Extracted data entries:
┌──
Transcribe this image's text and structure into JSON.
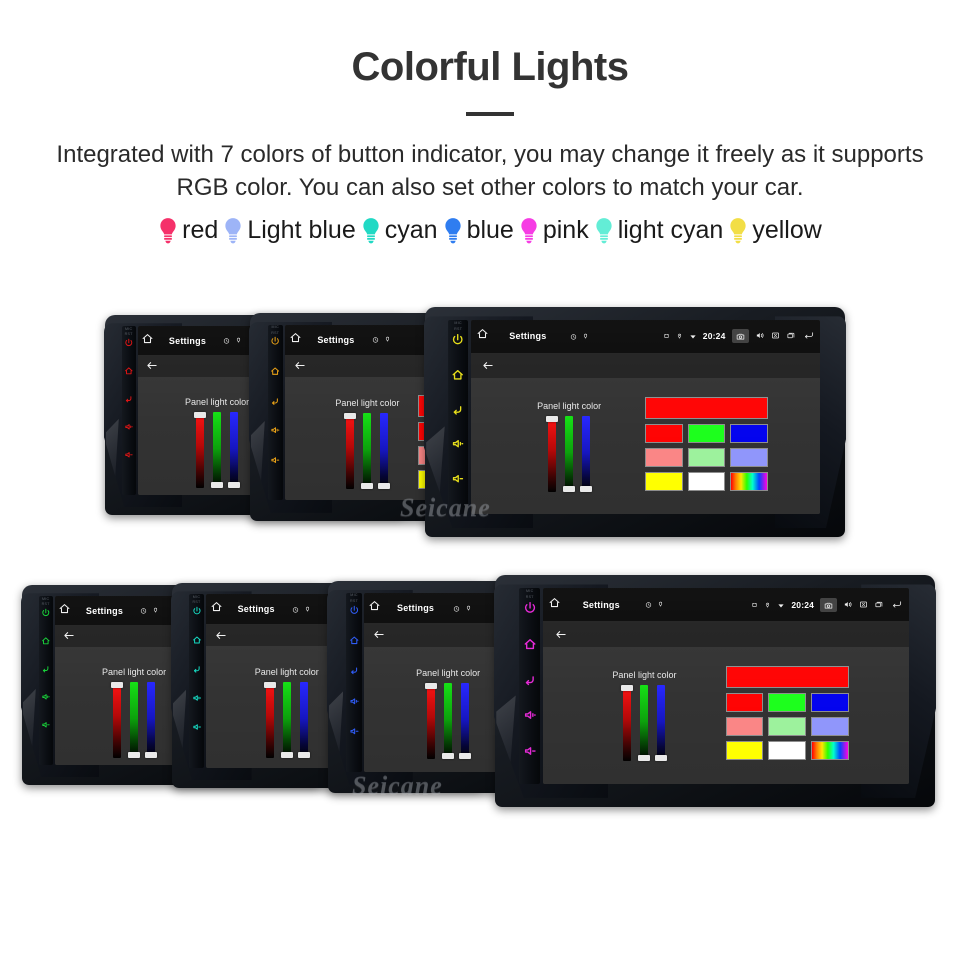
{
  "header": {
    "title": "Colorful Lights",
    "description": "Integrated with 7 colors of button indicator, you may change it freely as it supports RGB color. You can also set other colors to match your car."
  },
  "legend": {
    "items": [
      {
        "label": "red",
        "color": "#f5316a",
        "icon": "bulb-icon"
      },
      {
        "label": "Light blue",
        "color": "#9db4f7",
        "icon": "bulb-icon"
      },
      {
        "label": "cyan",
        "color": "#21d9c4",
        "icon": "bulb-icon"
      },
      {
        "label": "blue",
        "color": "#2f7df0",
        "icon": "bulb-icon"
      },
      {
        "label": "pink",
        "color": "#f63ce4",
        "icon": "bulb-icon"
      },
      {
        "label": "light cyan",
        "color": "#63edd6",
        "icon": "bulb-icon"
      },
      {
        "label": "yellow",
        "color": "#f2de46",
        "icon": "bulb-icon"
      }
    ]
  },
  "device_screen": {
    "status_bar": {
      "home_icon": "home-icon",
      "title": "Settings",
      "mini_icons": [
        "clock-icon",
        "pin-icon"
      ],
      "right_icons": [
        "alarm-icon",
        "location-icon",
        "wifi-icon"
      ],
      "time": "20:24",
      "camera_icon": "camera-icon",
      "volume_icon": "volume-icon",
      "close_icon": "close-box-icon",
      "recents_icon": "recents-icon",
      "back_icon": "back-arrow-icon"
    },
    "sub_bar": {
      "back_icon": "back-arrow-icon"
    },
    "panel": {
      "label": "Panel light color",
      "sliders": [
        {
          "name": "red-slider",
          "handle": "top",
          "value": 100
        },
        {
          "name": "green-slider",
          "handle": "bottom",
          "value": 0
        },
        {
          "name": "blue-slider",
          "handle": "bottom",
          "value": 0
        }
      ],
      "preview_color": "#ff0000",
      "swatches": [
        [
          "#ff0000",
          "#1aff1a",
          "#0000ee"
        ],
        [
          "#fa8585",
          "#9cf29c",
          "#8f95fb"
        ],
        [
          "#ffff00",
          "#ffffff",
          "rainbow"
        ]
      ]
    },
    "bezel": {
      "tags": [
        "MIC",
        "RST"
      ],
      "keys": [
        "power-icon",
        "home-icon",
        "back-icon",
        "volume-up-icon",
        "volume-down-icon"
      ]
    }
  },
  "watermark": {
    "text": "Seicane"
  },
  "rows": [
    {
      "name": "row-one",
      "units": [
        {
          "name": "unit-red",
          "key_color": "#e01515"
        },
        {
          "name": "unit-orange",
          "key_color": "#e8a016"
        },
        {
          "name": "unit-yellow",
          "key_color": "#e8df1b"
        }
      ]
    },
    {
      "name": "row-two",
      "units": [
        {
          "name": "unit-green",
          "key_color": "#19d23a"
        },
        {
          "name": "unit-cyan",
          "key_color": "#16dcc4"
        },
        {
          "name": "unit-blue",
          "key_color": "#2f5cf5"
        },
        {
          "name": "unit-magenta",
          "key_color": "#e52ad6"
        }
      ]
    }
  ]
}
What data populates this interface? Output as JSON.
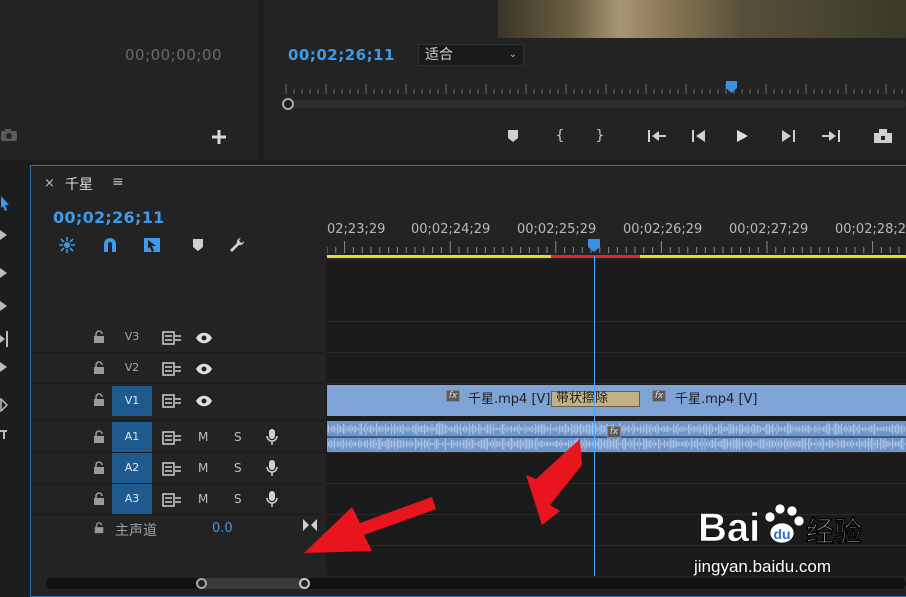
{
  "source_monitor": {
    "timecode": "00;00;00;00"
  },
  "program_monitor": {
    "timecode": "00;02;26;11",
    "fit_option": "适合",
    "transport_icons": [
      "marker-icon",
      "in-point-icon",
      "out-point-icon",
      "go-to-in-icon",
      "step-back-icon",
      "play-icon",
      "step-forward-icon",
      "go-to-out-icon",
      "export-frame-icon"
    ]
  },
  "timeline": {
    "sequence_name": "千星",
    "close_glyph": "×",
    "menu_glyph": "≡",
    "timecode": "00;02;26;11",
    "ruler_labels": [
      "02;23;29",
      "00;02;24;29",
      "00;02;25;29",
      "00;02;26;29",
      "00;02;27;29",
      "00;02;28;29"
    ],
    "tracks": [
      {
        "name": "V3",
        "kind": "video",
        "active": false
      },
      {
        "name": "V2",
        "kind": "video",
        "active": false
      },
      {
        "name": "V1",
        "kind": "video",
        "active": true
      },
      {
        "name": "A1",
        "kind": "audio",
        "active": true
      },
      {
        "name": "A2",
        "kind": "audio",
        "active": true
      },
      {
        "name": "A3",
        "kind": "audio",
        "active": true
      }
    ],
    "audio_buttons": {
      "mute": "M",
      "solo": "S"
    },
    "master": {
      "label": "主声道",
      "value": "0.0"
    },
    "clips": {
      "v1_left": "千星.mp4 [V]",
      "v1_right": "千星.mp4 [V]",
      "transition": "带状擦除",
      "fx_label": "fx"
    }
  },
  "watermark": {
    "logo_text": "Bai百度经验",
    "url": "jingyan.baidu.com"
  },
  "colors": {
    "accent": "#3d9bea",
    "clip_video": "#7ea3d6",
    "clip_audio": "#6f96c9",
    "work_area": "#e6dd1f",
    "render_red": "#e0262a",
    "arrow": "#e8141e"
  }
}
└──
Above are entries; state the number of lines among them that contain "JSON", and nothing else.

* Complete output
2